-- start Data to process --

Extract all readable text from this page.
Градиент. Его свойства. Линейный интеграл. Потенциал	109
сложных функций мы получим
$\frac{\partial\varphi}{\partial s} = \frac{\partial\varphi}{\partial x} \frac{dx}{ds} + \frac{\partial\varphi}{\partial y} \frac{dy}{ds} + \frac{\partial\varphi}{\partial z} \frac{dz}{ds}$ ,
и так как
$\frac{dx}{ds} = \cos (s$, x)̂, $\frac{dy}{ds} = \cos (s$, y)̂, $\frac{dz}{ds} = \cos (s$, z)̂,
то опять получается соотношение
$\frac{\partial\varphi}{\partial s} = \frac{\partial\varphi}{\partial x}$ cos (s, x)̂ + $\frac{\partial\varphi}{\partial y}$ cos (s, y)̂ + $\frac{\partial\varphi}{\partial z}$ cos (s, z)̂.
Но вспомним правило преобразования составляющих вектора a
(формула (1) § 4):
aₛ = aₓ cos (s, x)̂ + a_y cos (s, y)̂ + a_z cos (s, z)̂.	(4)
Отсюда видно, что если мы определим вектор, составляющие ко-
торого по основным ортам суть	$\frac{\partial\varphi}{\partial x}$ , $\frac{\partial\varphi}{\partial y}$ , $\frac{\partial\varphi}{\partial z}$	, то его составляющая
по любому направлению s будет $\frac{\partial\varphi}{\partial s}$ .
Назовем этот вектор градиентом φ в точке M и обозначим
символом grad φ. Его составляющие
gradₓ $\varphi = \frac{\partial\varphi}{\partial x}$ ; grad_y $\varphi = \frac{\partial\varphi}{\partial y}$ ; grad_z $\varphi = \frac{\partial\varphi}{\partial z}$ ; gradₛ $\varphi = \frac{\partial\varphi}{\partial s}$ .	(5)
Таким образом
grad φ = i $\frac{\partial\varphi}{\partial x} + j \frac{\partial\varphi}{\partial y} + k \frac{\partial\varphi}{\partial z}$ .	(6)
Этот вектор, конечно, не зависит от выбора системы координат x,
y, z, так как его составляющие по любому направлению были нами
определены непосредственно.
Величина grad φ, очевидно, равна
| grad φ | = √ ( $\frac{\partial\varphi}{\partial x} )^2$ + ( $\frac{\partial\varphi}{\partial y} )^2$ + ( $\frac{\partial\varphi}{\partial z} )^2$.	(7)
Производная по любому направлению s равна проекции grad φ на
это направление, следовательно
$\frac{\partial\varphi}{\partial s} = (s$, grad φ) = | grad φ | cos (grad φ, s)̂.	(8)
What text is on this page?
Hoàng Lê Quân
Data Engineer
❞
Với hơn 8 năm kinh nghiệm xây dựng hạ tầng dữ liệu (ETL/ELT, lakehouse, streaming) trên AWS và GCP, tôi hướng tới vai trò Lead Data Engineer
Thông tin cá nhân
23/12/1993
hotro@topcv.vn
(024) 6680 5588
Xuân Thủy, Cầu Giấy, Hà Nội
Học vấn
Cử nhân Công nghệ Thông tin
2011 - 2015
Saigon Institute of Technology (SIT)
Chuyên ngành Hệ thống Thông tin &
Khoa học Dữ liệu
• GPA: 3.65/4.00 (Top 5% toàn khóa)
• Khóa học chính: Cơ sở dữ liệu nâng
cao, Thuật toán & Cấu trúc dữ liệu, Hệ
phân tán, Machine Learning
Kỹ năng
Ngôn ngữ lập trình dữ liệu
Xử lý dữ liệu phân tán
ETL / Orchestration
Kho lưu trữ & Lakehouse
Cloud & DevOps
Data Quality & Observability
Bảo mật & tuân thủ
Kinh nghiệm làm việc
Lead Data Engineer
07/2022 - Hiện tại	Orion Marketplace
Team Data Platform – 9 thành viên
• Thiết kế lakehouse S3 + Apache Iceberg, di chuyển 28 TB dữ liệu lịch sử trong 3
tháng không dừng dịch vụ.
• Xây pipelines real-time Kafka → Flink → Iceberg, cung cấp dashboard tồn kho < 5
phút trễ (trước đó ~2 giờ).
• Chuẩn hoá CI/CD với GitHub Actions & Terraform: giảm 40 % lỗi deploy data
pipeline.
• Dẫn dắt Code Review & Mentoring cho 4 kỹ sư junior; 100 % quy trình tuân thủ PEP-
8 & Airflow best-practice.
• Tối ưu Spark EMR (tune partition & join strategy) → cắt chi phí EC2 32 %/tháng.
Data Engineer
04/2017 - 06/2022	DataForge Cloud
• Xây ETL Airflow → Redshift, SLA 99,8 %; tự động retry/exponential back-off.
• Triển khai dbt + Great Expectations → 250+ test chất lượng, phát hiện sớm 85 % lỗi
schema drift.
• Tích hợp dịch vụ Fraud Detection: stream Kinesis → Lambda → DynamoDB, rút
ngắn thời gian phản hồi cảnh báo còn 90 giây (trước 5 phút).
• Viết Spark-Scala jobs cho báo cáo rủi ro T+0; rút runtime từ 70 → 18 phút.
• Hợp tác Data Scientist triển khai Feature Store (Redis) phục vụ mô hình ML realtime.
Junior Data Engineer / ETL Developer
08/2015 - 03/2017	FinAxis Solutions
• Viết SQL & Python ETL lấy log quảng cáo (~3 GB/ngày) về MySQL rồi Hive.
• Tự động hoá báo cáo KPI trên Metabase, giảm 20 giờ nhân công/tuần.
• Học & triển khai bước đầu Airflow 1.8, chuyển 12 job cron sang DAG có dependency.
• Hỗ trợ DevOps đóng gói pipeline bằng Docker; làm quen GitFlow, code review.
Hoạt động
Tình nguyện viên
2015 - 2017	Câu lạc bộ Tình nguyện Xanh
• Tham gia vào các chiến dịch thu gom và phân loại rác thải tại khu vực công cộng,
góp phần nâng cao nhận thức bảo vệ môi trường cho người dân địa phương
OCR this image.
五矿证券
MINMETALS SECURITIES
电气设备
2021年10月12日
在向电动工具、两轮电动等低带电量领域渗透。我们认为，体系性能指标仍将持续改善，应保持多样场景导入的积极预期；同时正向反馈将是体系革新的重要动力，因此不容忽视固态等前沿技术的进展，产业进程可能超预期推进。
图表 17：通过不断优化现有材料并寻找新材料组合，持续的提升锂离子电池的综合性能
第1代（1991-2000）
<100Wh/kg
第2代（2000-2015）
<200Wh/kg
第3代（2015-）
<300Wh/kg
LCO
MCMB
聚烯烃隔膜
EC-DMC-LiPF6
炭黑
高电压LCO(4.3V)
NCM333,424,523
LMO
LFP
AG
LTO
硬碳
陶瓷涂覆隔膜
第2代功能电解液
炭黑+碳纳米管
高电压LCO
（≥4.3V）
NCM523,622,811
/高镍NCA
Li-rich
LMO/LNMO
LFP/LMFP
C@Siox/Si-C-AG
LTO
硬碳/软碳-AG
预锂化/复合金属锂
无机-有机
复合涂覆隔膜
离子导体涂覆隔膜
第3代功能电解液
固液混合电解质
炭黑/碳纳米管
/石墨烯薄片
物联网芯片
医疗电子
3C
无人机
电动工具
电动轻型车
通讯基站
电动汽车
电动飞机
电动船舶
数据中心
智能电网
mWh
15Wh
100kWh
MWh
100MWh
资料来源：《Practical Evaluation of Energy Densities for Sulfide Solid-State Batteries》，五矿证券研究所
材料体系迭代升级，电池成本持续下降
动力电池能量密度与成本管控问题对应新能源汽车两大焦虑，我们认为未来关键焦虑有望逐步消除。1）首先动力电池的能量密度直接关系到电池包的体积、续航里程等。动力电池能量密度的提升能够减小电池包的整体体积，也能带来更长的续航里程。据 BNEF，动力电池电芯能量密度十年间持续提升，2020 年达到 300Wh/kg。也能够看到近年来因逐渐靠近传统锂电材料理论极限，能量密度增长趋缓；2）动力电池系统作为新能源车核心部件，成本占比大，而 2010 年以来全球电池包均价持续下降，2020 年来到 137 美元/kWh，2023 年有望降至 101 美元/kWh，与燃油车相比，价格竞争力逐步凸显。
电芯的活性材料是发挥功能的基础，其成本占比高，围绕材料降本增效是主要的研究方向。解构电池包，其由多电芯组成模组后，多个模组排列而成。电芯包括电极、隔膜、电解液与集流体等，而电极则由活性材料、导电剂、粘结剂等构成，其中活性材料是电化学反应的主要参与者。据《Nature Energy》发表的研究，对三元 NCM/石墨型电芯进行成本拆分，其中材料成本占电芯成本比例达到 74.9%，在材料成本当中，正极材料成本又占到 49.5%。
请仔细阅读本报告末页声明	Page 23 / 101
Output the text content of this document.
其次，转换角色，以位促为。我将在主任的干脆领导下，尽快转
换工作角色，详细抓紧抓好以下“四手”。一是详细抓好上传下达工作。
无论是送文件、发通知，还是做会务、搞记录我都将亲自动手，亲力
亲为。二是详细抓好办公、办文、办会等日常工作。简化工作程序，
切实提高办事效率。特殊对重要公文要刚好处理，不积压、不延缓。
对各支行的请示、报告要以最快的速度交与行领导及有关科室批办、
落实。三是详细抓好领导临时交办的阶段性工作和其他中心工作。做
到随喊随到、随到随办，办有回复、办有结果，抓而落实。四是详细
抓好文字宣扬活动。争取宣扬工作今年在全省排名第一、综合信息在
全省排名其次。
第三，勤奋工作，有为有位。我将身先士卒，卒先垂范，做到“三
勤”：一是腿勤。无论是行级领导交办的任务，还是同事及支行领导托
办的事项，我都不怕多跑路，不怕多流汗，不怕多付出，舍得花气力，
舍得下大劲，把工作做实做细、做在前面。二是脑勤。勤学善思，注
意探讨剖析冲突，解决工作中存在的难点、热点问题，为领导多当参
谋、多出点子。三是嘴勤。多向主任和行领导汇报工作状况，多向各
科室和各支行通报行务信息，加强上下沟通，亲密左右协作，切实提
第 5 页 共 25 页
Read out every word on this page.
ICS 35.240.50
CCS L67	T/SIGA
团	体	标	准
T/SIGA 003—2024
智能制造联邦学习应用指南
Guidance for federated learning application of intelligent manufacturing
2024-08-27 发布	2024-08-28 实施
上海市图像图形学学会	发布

-- end Data to process --

Stated problem: Repeat exactly, and only, the lines from the one containing "Output the text content of this document." through the end of the material.

Output of the exercise:
Output the text content of this document.
其次，转换角色，以位促为。我将在主任的干脆领导下，尽快转
换工作角色，详细抓紧抓好以下“四手”。一是详细抓好上传下达工作。
无论是送文件、发通知，还是做会务、搞记录我都将亲自动手，亲力
亲为。二是详细抓好办公、办文、办会等日常工作。简化工作程序，
切实提高办事效率。特殊对重要公文要刚好处理，不积压、不延缓。
对各支行的请示、报告要以最快的速度交与行领导及有关科室批办、
落实。三是详细抓好领导临时交办的阶段性工作和其他中心工作。做
到随喊随到、随到随办，办有回复、办有结果，抓而落实。四是详细
抓好文字宣扬活动。争取宣扬工作今年在全省排名第一、综合信息在
全省排名其次。
第三，勤奋工作，有为有位。我将身先士卒，卒先垂范，做到“三
勤”：一是腿勤。无论是行级领导交办的任务，还是同事及支行领导托
办的事项，我都不怕多跑路，不怕多流汗，不怕多付出，舍得花气力，
舍得下大劲，把工作做实做细、做在前面。二是脑勤。勤学善思，注
意探讨剖析冲突，解决工作中存在的难点、热点问题，为领导多当参
谋、多出点子。三是嘴勤。多向主任和行领导汇报工作状况，多向各
科室和各支行通报行务信息，加强上下沟通，亲密左右协作，切实提
第 5 页 共 25 页
Read out every word on this page.
ICS 35.240.50
CCS L67	T/SIGA
团	体	标	准
T/SIGA 003—2024
智能制造联邦学习应用指南
Guidance for federated learning application of intelligent manufacturing
2024-08-27 发布	2024-08-28 实施
上海市图像图形学学会	发布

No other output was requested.